- What you have to do
Without the pictures, return all of the material exactly as written.
[Information shown start]
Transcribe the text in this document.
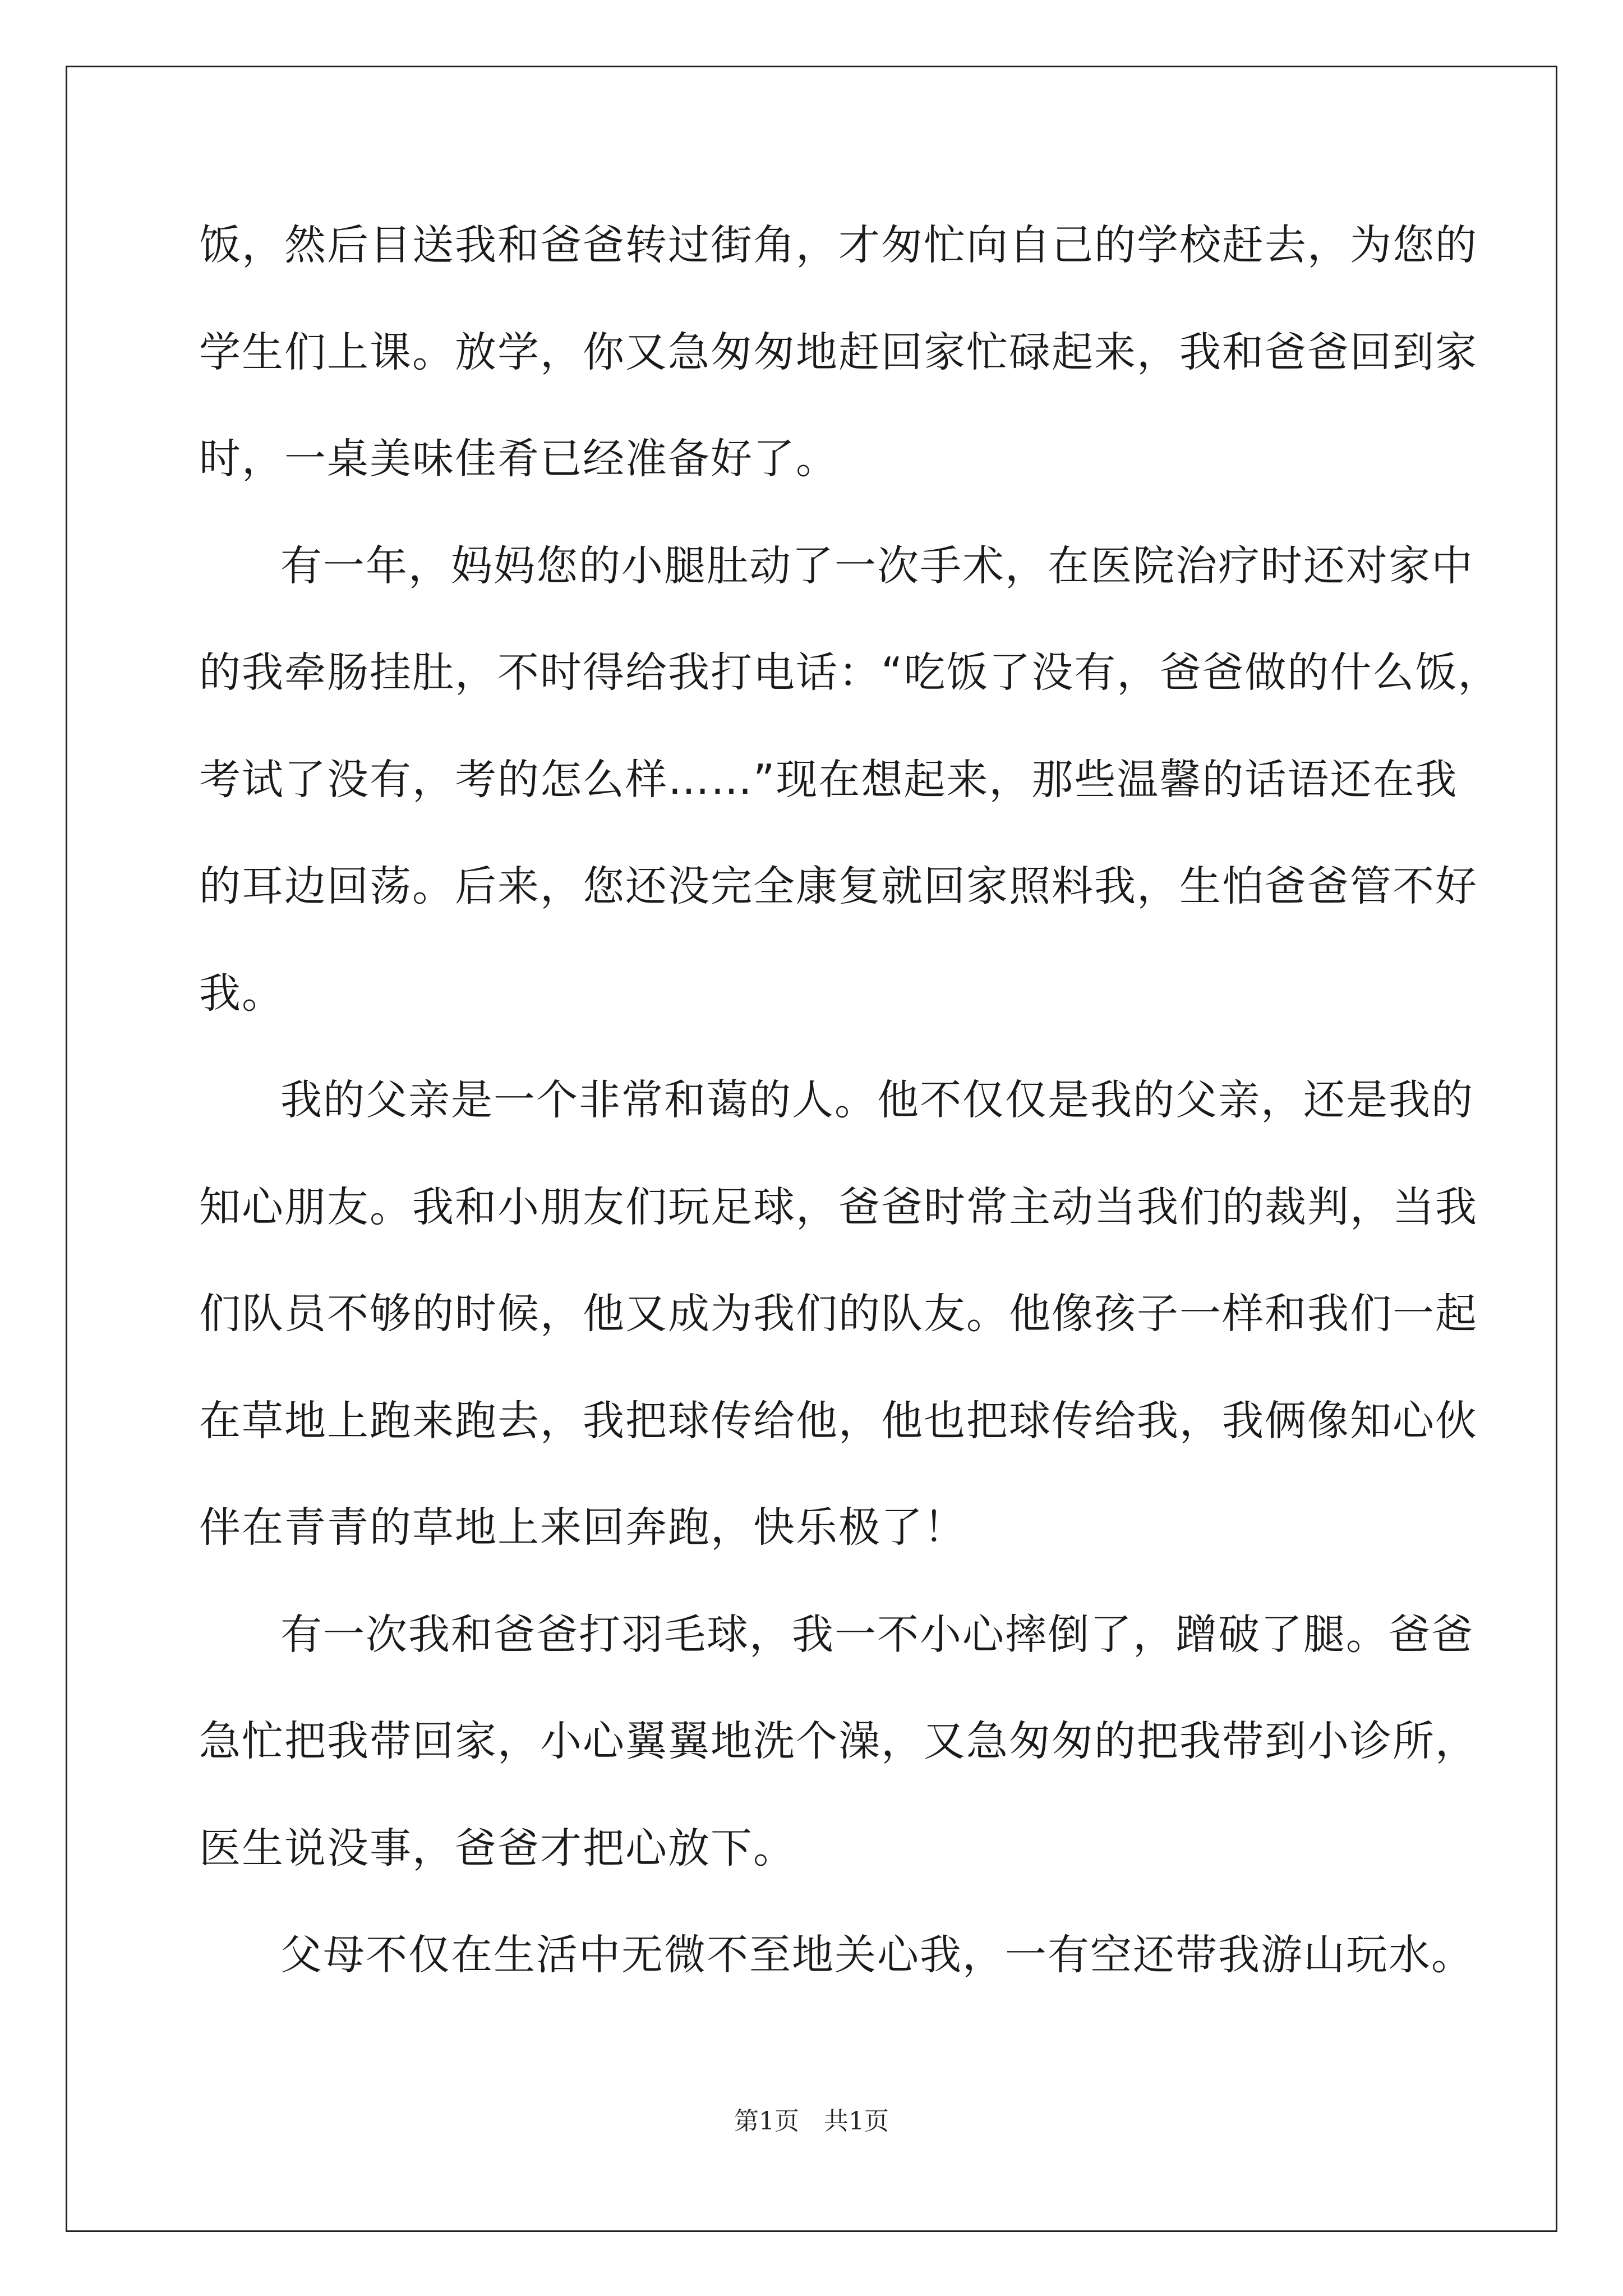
饭，然后目送我和爸爸转过街角，才匆忙向自己的学校赶去，为您的
学生们上课。放学，你又急匆匆地赶回家忙碌起来，我和爸爸回到家
时，一桌美味佳肴已经准备好了。
有一年，妈妈您的小腿肚动了一次手术，在医院治疗时还对家中
的我牵肠挂肚，不时得给我打电话：“吃饭了没有，爸爸做的什么饭，
考试了没有，考的怎么样……”现在想起来，那些温馨的话语还在我
的耳边回荡。后来，您还没完全康复就回家照料我，生怕爸爸管不好
我。
我的父亲是一个非常和蔼的人。他不仅仅是我的父亲，还是我的
知心朋友。我和小朋友们玩足球，爸爸时常主动当我们的裁判，当我
们队员不够的时候，他又成为我们的队友。他像孩子一样和我们一起
在草地上跑来跑去，我把球传给他，他也把球传给我，我俩像知心伙
伴在青青的草地上来回奔跑，快乐极了！
有一次我和爸爸打羽毛球，我一不小心摔倒了，蹭破了腿。爸爸
急忙把我带回家，小心翼翼地洗个澡，又急匆匆的把我带到小诊所，
医生说没事，爸爸才把心放下。
父母不仅在生活中无微不至地关心我，一有空还带我游山玩水。
第1页 共1页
[Information shown end]
- Solution to the exercise
Transcribe the text in this document.
饭，然后目送我和爸爸转过街角，才匆忙向自己的学校赶去，为您的
学生们上课。放学，你又急匆匆地赶回家忙碌起来，我和爸爸回到家
时，一桌美味佳肴已经准备好了。
有一年，妈妈您的小腿肚动了一次手术，在医院治疗时还对家中
的我牵肠挂肚，不时得给我打电话：“吃饭了没有，爸爸做的什么饭，
考试了没有，考的怎么样……”现在想起来，那些温馨的话语还在我
的耳边回荡。后来，您还没完全康复就回家照料我，生怕爸爸管不好
我。
我的父亲是一个非常和蔼的人。他不仅仅是我的父亲，还是我的
知心朋友。我和小朋友们玩足球，爸爸时常主动当我们的裁判，当我
们队员不够的时候，他又成为我们的队友。他像孩子一样和我们一起
在草地上跑来跑去，我把球传给他，他也把球传给我，我俩像知心伙
伴在青青的草地上来回奔跑，快乐极了！
有一次我和爸爸打羽毛球，我一不小心摔倒了，蹭破了腿。爸爸
急忙把我带回家，小心翼翼地洗个澡，又急匆匆的把我带到小诊所，
医生说没事，爸爸才把心放下。
父母不仅在生活中无微不至地关心我，一有空还带我游山玩水。
第1页 共1页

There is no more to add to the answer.